**Task**
Count the lines containing "JSON". Give the number alone.

╭─ Records shown

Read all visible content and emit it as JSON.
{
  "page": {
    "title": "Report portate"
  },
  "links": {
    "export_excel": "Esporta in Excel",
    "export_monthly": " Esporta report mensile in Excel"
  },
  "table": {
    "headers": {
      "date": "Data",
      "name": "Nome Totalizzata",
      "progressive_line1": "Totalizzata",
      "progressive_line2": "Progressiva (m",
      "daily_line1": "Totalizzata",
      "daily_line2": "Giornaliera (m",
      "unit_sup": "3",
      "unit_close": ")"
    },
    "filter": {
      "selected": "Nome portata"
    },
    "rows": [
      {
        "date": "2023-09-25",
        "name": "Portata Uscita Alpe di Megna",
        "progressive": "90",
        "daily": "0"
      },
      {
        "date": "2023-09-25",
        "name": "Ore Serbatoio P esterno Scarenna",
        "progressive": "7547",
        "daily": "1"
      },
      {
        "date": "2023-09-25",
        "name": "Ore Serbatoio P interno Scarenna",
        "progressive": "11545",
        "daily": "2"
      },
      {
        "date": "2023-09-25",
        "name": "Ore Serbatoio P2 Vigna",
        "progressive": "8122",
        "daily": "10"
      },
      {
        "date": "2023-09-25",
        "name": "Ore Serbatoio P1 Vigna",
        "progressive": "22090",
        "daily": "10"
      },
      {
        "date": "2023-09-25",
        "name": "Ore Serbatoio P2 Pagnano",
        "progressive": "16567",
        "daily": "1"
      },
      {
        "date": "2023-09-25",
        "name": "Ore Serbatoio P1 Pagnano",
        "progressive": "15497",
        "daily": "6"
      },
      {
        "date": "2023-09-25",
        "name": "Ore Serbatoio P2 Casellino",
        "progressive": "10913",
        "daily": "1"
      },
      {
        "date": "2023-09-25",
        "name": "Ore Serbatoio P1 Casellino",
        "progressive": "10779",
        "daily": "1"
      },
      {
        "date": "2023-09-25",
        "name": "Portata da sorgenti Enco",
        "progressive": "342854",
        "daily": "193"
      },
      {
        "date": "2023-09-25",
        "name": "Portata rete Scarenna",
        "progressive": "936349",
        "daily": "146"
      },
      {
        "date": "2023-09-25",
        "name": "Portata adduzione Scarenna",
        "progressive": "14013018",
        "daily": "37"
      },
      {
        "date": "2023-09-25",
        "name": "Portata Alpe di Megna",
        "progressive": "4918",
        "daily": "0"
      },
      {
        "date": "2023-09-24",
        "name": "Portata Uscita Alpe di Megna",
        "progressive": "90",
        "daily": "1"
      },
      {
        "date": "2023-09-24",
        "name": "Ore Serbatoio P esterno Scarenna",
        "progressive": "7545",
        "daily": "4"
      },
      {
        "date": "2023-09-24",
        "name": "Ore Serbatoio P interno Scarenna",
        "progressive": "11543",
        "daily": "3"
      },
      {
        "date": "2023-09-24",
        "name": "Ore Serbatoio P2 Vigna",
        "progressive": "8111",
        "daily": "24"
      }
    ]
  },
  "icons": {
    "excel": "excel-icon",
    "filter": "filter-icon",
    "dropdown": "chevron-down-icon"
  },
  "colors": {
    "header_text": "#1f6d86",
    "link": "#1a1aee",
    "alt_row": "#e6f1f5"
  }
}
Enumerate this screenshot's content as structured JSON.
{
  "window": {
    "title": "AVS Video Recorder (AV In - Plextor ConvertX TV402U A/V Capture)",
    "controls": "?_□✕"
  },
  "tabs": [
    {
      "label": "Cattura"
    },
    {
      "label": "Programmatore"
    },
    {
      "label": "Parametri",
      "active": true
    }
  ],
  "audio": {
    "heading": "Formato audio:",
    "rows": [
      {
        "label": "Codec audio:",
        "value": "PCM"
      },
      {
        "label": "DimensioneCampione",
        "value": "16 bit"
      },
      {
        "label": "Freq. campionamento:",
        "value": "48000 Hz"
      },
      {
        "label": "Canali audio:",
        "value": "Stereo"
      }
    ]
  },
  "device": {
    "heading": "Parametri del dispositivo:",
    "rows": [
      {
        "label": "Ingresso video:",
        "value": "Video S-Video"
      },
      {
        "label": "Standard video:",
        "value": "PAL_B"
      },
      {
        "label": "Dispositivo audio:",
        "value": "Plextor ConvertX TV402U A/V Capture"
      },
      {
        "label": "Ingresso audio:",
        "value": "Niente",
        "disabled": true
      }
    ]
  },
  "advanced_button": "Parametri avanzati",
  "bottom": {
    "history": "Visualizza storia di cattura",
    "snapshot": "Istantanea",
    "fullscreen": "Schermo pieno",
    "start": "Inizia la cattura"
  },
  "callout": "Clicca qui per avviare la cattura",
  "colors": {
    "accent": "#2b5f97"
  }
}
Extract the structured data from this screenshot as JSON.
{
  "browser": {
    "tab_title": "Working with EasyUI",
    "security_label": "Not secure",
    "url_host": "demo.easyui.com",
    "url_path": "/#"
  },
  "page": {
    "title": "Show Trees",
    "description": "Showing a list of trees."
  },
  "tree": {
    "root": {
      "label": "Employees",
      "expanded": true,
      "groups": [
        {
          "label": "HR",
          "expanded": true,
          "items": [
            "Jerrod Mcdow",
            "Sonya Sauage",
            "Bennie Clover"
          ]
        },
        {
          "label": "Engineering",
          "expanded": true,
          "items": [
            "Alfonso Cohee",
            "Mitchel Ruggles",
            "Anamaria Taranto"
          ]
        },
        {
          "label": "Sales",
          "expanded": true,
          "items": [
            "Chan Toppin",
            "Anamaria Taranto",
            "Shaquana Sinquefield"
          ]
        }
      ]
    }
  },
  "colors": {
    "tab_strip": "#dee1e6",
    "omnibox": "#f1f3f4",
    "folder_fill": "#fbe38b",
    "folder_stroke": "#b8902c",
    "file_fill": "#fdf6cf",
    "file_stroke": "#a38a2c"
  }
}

╰─

**The output**
3